**EXERCISE GOAL**
Pull every line containing "illetve" from the entries.

**GIVEN RECORDS**
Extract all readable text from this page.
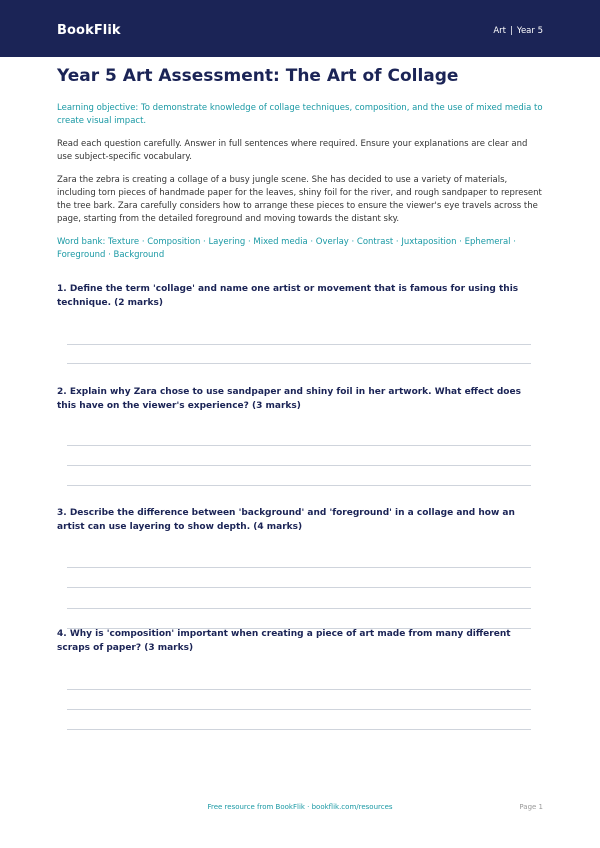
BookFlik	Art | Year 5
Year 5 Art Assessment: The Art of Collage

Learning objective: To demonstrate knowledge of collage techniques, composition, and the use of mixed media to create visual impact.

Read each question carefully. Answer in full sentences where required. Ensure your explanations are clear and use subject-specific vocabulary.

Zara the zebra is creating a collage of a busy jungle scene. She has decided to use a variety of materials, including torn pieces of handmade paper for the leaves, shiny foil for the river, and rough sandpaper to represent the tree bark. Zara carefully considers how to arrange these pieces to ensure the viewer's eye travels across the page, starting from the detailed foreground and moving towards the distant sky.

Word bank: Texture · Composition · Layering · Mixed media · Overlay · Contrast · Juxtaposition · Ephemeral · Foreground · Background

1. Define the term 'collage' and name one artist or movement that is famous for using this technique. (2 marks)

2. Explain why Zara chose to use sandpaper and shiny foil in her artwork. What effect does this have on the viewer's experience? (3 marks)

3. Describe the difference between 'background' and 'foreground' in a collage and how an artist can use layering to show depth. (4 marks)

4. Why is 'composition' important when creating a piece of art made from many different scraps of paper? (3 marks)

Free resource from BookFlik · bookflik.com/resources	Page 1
...
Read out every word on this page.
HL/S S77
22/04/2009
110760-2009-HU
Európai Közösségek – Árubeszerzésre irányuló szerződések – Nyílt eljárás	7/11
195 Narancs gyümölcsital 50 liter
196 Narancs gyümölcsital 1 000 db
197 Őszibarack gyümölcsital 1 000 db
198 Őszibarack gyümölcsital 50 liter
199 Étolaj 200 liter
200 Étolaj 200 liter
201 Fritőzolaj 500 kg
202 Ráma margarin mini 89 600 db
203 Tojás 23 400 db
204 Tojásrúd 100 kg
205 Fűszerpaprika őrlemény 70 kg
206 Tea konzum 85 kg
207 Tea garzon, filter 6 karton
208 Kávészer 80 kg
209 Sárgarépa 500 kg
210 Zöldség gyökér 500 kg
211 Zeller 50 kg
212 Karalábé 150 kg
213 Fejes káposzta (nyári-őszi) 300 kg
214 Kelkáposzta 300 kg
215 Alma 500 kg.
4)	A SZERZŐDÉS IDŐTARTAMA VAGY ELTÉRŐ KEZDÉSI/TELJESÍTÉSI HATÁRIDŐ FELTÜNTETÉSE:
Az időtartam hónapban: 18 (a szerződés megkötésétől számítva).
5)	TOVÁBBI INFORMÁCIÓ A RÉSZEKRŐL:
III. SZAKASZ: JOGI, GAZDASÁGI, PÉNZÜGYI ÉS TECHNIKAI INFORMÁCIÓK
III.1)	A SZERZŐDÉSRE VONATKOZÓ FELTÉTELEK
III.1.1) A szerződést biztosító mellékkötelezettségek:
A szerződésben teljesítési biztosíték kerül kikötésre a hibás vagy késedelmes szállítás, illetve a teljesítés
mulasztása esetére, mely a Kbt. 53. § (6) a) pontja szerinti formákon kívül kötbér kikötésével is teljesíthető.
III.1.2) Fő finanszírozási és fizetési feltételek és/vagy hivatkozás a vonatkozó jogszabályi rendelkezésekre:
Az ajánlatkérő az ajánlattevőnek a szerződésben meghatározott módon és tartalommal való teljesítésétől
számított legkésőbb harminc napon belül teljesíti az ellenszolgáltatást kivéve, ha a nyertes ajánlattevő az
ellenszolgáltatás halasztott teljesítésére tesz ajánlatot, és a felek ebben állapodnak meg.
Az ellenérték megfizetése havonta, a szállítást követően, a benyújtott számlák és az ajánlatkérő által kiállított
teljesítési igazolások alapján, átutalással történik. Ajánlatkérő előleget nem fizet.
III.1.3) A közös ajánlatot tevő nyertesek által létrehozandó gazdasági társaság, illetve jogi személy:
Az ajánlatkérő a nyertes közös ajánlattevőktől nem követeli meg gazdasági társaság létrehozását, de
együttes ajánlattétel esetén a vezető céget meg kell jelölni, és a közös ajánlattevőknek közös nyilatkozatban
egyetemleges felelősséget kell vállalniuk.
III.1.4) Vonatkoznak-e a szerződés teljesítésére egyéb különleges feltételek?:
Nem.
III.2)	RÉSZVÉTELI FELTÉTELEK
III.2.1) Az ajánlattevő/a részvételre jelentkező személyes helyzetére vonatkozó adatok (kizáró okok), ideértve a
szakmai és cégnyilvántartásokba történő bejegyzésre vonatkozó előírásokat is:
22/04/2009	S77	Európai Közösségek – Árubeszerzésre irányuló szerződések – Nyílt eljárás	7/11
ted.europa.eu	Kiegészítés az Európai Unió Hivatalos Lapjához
...
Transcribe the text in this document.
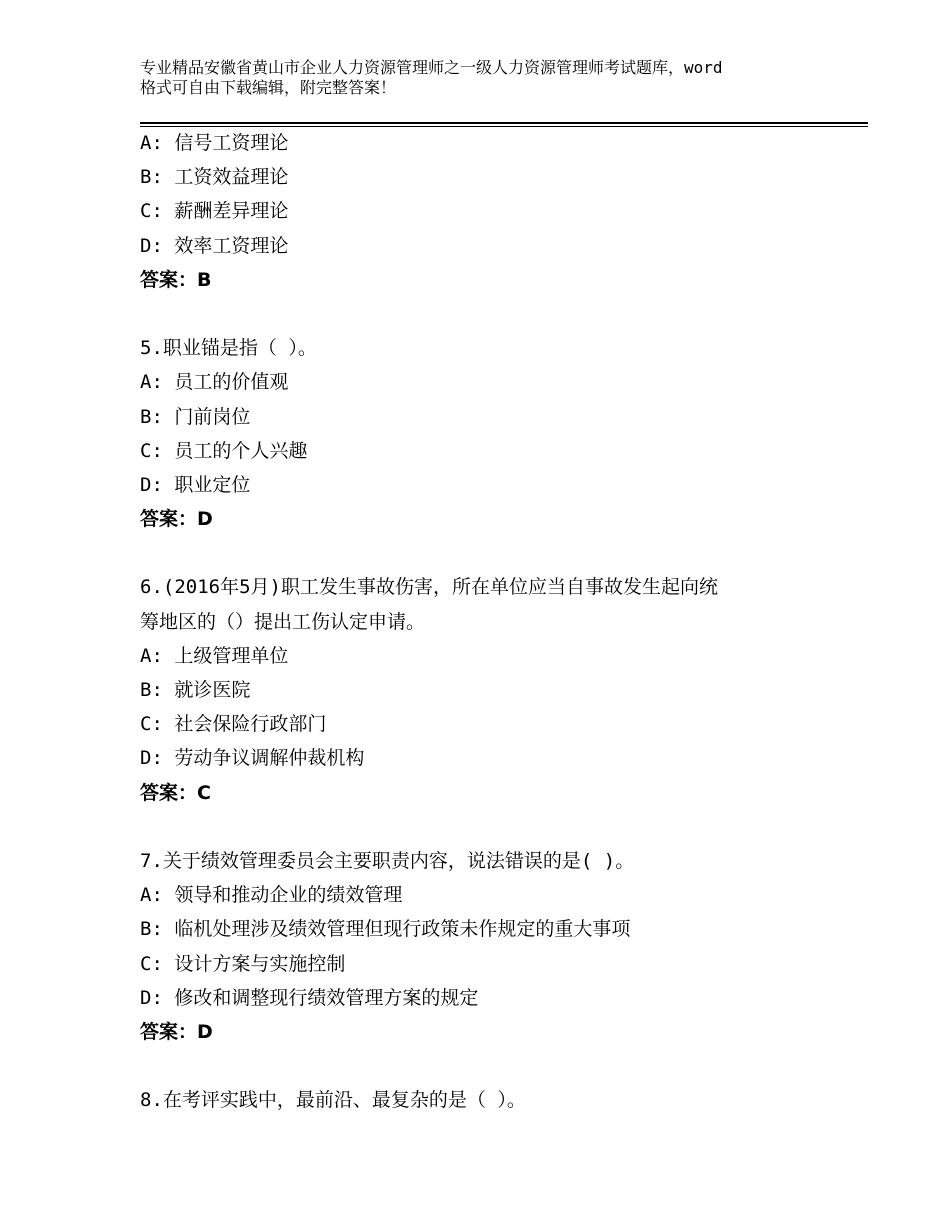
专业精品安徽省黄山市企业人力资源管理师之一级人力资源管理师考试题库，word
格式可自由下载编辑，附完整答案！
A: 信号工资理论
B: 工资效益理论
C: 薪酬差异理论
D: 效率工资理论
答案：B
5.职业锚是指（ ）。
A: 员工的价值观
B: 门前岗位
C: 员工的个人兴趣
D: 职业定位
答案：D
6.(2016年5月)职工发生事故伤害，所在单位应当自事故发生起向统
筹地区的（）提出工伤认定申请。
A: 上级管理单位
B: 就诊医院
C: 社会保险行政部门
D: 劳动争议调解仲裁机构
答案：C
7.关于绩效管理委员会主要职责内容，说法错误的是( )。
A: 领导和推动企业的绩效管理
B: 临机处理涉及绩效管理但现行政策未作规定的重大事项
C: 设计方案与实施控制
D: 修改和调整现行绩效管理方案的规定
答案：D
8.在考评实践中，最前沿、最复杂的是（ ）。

**PROBLEM SOLUTION**
A szerződésben teljesítési biztosíték kerül kikötésre a hibás vagy késedelmes szállítás, illetve a teljesítés
III.1.3) A közös ajánlatot tevő nyertesek által létrehozandó gazdasági társaság, illetve jogi személy:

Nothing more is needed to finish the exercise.